## Given instruction
Please copy every line of the records below that holds the word "seperti".

## Record excerpts
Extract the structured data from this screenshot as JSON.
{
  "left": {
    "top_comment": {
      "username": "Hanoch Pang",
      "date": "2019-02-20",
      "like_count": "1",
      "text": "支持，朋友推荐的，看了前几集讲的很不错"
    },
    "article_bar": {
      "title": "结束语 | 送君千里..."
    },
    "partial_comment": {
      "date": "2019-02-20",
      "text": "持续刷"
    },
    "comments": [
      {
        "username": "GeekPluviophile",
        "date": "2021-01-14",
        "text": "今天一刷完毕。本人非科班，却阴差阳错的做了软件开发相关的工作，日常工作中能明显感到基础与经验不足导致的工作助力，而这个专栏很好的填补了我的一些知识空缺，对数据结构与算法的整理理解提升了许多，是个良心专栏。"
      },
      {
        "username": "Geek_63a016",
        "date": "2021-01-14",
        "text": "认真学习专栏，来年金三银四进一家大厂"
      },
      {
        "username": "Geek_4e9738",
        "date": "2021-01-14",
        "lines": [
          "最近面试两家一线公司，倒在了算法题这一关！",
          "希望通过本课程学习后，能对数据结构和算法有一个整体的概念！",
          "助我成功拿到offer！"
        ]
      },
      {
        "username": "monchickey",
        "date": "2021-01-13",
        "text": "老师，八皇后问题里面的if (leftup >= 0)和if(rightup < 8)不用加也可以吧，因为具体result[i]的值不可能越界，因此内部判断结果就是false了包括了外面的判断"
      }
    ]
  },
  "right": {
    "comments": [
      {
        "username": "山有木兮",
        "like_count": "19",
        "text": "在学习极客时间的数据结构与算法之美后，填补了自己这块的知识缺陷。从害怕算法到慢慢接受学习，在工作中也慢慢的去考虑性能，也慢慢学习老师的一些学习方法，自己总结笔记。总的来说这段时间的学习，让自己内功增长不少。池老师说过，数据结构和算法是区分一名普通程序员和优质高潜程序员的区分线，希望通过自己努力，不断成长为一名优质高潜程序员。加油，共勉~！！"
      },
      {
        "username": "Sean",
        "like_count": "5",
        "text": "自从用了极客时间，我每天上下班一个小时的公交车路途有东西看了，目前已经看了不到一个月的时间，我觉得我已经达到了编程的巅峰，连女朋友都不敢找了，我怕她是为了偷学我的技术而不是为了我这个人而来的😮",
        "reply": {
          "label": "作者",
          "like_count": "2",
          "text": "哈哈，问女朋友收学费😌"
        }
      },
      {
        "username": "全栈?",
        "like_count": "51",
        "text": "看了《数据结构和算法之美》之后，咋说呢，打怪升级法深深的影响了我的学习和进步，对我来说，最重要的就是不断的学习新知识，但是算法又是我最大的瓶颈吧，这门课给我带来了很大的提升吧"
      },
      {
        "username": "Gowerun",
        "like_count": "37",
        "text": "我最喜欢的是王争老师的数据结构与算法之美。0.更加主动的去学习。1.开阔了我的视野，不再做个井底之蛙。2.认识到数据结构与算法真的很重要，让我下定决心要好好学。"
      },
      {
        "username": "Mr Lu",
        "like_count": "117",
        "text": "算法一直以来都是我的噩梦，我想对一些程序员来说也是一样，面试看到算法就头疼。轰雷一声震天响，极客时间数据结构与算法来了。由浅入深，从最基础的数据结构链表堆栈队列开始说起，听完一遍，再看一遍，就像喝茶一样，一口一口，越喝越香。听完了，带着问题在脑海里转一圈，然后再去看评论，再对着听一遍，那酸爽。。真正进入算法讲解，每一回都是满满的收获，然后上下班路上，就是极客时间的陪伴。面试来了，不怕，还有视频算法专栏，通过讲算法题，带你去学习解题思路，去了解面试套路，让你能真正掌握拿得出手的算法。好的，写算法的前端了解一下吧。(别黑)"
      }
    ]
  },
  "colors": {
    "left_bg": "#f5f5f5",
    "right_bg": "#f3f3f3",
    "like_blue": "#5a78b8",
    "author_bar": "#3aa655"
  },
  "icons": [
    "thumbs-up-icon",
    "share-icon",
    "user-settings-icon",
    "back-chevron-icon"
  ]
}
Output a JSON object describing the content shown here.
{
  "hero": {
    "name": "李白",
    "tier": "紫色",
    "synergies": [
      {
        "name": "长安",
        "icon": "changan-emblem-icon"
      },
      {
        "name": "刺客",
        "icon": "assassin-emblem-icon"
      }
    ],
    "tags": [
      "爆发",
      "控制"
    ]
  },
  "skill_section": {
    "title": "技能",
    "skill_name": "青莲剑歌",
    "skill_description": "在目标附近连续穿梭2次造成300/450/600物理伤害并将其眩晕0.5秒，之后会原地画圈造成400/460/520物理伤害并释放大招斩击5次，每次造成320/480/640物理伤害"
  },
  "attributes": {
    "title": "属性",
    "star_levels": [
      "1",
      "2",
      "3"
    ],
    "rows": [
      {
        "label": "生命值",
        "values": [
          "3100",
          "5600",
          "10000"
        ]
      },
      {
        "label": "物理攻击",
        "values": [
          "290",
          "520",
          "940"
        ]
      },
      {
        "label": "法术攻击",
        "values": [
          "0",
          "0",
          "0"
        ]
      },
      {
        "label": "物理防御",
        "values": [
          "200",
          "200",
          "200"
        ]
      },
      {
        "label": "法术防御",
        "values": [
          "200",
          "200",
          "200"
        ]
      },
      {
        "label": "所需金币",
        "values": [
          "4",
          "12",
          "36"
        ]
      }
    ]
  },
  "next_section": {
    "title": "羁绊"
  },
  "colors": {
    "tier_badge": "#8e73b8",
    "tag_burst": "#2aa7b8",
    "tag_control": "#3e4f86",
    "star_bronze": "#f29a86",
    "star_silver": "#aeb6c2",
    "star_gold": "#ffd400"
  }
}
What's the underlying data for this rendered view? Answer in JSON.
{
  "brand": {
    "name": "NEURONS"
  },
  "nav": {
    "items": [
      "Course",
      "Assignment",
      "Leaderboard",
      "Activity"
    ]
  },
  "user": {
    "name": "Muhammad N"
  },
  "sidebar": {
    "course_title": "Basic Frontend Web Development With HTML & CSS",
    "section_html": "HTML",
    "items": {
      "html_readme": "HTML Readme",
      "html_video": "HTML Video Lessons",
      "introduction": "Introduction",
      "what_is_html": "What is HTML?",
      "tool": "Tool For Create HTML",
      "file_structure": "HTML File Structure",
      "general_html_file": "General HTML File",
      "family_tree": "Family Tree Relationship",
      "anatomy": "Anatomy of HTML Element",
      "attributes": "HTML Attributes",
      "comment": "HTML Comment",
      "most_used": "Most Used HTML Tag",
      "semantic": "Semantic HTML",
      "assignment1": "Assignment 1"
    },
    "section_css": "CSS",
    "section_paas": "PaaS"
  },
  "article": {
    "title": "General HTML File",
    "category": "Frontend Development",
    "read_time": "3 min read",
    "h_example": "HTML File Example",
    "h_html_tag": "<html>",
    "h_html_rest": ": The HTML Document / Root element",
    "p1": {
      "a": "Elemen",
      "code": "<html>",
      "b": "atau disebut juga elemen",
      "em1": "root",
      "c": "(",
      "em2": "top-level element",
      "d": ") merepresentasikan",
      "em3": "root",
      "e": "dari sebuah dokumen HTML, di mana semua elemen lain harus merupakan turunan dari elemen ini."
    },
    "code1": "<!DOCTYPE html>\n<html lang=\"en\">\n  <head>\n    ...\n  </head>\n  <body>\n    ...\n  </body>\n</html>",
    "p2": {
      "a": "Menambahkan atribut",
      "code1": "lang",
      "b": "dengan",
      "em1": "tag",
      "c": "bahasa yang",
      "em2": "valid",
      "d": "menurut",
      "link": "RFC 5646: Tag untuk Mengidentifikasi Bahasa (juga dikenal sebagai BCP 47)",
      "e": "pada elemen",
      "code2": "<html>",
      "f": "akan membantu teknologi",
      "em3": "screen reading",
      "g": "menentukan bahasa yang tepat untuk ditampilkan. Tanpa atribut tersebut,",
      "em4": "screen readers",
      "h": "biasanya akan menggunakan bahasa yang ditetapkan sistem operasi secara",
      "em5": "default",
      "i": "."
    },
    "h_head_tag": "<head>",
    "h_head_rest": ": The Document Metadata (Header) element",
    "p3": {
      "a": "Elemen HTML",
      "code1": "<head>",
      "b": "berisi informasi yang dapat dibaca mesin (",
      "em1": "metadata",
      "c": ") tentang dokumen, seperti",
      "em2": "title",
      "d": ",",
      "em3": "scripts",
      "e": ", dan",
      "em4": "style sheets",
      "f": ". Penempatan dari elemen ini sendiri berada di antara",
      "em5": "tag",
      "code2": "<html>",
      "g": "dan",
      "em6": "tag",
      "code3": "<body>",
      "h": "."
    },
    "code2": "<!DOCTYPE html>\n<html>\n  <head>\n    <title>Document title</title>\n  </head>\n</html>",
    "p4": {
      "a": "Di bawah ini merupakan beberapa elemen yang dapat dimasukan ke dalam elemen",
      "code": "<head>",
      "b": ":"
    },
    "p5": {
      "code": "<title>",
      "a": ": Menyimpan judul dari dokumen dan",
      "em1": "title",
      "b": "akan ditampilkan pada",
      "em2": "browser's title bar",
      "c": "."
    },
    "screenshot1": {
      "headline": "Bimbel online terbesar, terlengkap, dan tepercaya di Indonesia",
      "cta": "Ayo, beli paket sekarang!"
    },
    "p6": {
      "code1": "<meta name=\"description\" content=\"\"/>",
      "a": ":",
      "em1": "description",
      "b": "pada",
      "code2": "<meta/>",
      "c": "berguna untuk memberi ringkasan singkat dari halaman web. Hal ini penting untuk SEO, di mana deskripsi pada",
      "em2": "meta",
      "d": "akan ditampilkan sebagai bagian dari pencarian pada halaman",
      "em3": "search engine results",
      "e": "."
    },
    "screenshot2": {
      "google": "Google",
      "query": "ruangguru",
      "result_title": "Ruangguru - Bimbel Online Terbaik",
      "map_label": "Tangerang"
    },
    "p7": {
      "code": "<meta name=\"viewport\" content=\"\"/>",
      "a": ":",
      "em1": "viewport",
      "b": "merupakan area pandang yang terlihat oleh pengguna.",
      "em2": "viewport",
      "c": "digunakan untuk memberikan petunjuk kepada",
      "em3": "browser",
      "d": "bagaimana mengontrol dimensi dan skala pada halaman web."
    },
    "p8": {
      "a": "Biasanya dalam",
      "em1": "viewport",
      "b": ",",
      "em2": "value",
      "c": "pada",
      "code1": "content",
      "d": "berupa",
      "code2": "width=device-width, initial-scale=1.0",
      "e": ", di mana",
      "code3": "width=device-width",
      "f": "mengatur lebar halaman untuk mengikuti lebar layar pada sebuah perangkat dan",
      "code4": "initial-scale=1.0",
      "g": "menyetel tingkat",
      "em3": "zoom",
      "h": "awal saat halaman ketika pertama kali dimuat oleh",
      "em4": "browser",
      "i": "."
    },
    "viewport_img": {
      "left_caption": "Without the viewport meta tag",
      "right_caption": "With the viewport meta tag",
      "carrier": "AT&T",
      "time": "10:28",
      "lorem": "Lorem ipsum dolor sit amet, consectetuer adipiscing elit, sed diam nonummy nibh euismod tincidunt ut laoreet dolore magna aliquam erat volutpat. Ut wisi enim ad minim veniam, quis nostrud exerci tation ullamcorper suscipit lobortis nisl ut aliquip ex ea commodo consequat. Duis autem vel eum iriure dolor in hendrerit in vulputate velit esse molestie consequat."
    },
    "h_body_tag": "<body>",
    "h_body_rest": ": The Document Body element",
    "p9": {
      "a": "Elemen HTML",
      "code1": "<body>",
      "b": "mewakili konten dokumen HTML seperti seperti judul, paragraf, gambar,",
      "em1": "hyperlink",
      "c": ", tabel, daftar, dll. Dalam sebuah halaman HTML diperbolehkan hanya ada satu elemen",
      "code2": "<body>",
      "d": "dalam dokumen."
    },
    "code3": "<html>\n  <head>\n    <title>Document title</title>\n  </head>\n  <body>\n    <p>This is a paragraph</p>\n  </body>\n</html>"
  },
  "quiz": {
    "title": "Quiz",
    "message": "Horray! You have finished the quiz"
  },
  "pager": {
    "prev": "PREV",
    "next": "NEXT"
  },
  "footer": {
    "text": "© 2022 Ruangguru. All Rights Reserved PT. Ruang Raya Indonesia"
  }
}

## Answer to the task
      "c": ") tentang dokumen, seperti",
      "b": "mewakili konten dokumen HTML seperti seperti judul, paragraf, gambar,",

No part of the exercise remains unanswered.